**THE EXERCISE**
Write every line of the material out exactly as shown.

[Figure contents as structured data]
- - - - - - -
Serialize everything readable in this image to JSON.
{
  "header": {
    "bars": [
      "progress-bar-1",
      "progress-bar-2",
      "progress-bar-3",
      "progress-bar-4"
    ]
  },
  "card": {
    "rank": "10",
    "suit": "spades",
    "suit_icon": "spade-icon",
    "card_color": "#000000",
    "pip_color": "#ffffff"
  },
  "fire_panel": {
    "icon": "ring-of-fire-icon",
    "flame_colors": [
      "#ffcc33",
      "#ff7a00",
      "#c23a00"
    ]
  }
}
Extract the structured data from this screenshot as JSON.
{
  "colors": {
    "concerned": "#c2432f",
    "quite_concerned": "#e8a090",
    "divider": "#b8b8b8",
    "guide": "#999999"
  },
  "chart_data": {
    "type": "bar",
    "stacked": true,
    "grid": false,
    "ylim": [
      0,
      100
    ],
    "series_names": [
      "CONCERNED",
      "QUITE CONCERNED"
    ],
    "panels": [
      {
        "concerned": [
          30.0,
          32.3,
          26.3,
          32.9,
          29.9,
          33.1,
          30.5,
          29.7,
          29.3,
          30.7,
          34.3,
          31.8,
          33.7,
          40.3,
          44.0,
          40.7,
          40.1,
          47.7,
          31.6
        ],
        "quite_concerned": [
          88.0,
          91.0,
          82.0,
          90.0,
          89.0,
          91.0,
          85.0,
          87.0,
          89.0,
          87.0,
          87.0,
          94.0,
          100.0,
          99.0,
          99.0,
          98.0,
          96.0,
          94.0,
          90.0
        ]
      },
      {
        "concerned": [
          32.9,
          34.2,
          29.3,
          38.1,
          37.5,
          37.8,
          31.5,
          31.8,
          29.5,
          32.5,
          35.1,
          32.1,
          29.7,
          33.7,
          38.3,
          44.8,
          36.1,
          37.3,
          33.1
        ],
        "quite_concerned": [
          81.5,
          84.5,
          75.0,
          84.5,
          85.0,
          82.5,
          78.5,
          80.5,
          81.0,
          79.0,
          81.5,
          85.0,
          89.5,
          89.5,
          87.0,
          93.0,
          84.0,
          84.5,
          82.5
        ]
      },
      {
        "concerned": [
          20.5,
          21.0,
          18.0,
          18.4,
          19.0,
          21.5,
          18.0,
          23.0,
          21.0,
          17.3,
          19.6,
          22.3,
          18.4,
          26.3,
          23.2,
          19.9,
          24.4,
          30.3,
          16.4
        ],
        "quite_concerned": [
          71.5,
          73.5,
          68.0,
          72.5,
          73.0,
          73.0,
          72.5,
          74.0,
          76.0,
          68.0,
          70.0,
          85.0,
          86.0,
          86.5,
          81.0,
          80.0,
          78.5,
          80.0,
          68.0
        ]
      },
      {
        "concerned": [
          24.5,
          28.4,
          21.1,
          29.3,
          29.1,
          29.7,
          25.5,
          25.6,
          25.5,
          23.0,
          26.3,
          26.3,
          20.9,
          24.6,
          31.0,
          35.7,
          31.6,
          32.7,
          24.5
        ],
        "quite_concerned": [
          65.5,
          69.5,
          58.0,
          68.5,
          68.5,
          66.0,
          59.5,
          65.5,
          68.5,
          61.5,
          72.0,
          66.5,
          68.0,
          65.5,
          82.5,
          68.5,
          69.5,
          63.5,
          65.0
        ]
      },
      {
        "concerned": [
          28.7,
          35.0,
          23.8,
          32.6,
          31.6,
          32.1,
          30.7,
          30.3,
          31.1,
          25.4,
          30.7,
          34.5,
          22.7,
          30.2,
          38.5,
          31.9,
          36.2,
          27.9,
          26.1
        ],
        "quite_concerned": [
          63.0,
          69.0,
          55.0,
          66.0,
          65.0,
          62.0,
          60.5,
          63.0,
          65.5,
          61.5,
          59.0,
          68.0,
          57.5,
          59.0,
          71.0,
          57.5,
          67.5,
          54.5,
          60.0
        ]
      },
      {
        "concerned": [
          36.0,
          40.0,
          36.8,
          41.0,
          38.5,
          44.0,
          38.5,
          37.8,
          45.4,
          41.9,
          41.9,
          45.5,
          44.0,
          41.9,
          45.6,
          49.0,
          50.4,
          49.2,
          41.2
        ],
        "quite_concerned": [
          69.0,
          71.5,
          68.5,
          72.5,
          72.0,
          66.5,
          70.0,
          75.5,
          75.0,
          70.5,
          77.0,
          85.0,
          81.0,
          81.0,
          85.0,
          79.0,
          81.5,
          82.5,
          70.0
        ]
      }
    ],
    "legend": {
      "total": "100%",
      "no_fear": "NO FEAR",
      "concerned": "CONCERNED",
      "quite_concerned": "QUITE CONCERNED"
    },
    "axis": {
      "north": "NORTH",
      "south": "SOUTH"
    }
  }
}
- - - - - - -
**COMPLETE RESPONSE**
Serialize everything readable in this image to JSON.
{
  "header": {
    "bars": [
      "progress-bar-1",
      "progress-bar-2",
      "progress-bar-3",
      "progress-bar-4"
    ]
  },
  "card": {
    "rank": "10",
    "suit": "spades",
    "suit_icon": "spade-icon",
    "card_color": "#000000",
    "pip_color": "#ffffff"
  },
  "fire_panel": {
    "icon": "ring-of-fire-icon",
    "flame_colors": [
      "#ffcc33",
      "#ff7a00",
      "#c23a00"
    ]
  }
}
Extract the structured data from this screenshot as JSON.
{
  "colors": {
    "concerned": "#c2432f",
    "quite_concerned": "#e8a090",
    "divider": "#b8b8b8",
    "guide": "#999999"
  },
  "chart_data": {
    "type": "bar",
    "stacked": true,
    "grid": false,
    "ylim": [
      0,
      100
    ],
    "series_names": [
      "CONCERNED",
      "QUITE CONCERNED"
    ],
    "panels": [
      {
        "concerned": [
          30.0,
          32.3,
          26.3,
          32.9,
          29.9,
          33.1,
          30.5,
          29.7,
          29.3,
          30.7,
          34.3,
          31.8,
          33.7,
          40.3,
          44.0,
          40.7,
          40.1,
          47.7,
          31.6
        ],
        "quite_concerned": [
          88.0,
          91.0,
          82.0,
          90.0,
          89.0,
          91.0,
          85.0,
          87.0,
          89.0,
          87.0,
          87.0,
          94.0,
          100.0,
          99.0,
          99.0,
          98.0,
          96.0,
          94.0,
          90.0
        ]
      },
      {
        "concerned": [
          32.9,
          34.2,
          29.3,
          38.1,
          37.5,
          37.8,
          31.5,
          31.8,
          29.5,
          32.5,
          35.1,
          32.1,
          29.7,
          33.7,
          38.3,
          44.8,
          36.1,
          37.3,
          33.1
        ],
        "quite_concerned": [
          81.5,
          84.5,
          75.0,
          84.5,
          85.0,
          82.5,
          78.5,
          80.5,
          81.0,
          79.0,
          81.5,
          85.0,
          89.5,
          89.5,
          87.0,
          93.0,
          84.0,
          84.5,
          82.5
        ]
      },
      {
        "concerned": [
          20.5,
          21.0,
          18.0,
          18.4,
          19.0,
          21.5,
          18.0,
          23.0,
          21.0,
          17.3,
          19.6,
          22.3,
          18.4,
          26.3,
          23.2,
          19.9,
          24.4,
          30.3,
          16.4
        ],
        "quite_concerned": [
          71.5,
          73.5,
          68.0,
          72.5,
          73.0,
          73.0,
          72.5,
          74.0,
          76.0,
          68.0,
          70.0,
          85.0,
          86.0,
          86.5,
          81.0,
          80.0,
          78.5,
          80.0,
          68.0
        ]
      },
      {
        "concerned": [
          24.5,
          28.4,
          21.1,
          29.3,
          29.1,
          29.7,
          25.5,
          25.6,
          25.5,
          23.0,
          26.3,
          26.3,
          20.9,
          24.6,
          31.0,
          35.7,
          31.6,
          32.7,
          24.5
        ],
        "quite_concerned": [
          65.5,
          69.5,
          58.0,
          68.5,
          68.5,
          66.0,
          59.5,
          65.5,
          68.5,
          61.5,
          72.0,
          66.5,
          68.0,
          65.5,
          82.5,
          68.5,
          69.5,
          63.5,
          65.0
        ]
      },
      {
        "concerned": [
          28.7,
          35.0,
          23.8,
          32.6,
          31.6,
          32.1,
          30.7,
          30.3,
          31.1,
          25.4,
          30.7,
          34.5,
          22.7,
          30.2,
          38.5,
          31.9,
          36.2,
          27.9,
          26.1
        ],
        "quite_concerned": [
          63.0,
          69.0,
          55.0,
          66.0,
          65.0,
          62.0,
          60.5,
          63.0,
          65.5,
          61.5,
          59.0,
          68.0,
          57.5,
          59.0,
          71.0,
          57.5,
          67.5,
          54.5,
          60.0
        ]
      },
      {
        "concerned": [
          36.0,
          40.0,
          36.8,
          41.0,
          38.5,
          44.0,
          38.5,
          37.8,
          45.4,
          41.9,
          41.9,
          45.5,
          44.0,
          41.9,
          45.6,
          49.0,
          50.4,
          49.2,
          41.2
        ],
        "quite_concerned": [
          69.0,
          71.5,
          68.5,
          72.5,
          72.0,
          66.5,
          70.0,
          75.5,
          75.0,
          70.5,
          77.0,
          85.0,
          81.0,
          81.0,
          85.0,
          79.0,
          81.5,
          82.5,
          70.0
        ]
      }
    ],
    "legend": {
      "total": "100%",
      "no_fear": "NO FEAR",
      "concerned": "CONCERNED",
      "quite_concerned": "QUITE CONCERNED"
    },
    "axis": {
      "north": "NORTH",
      "south": "SOUTH"
    }
  }
}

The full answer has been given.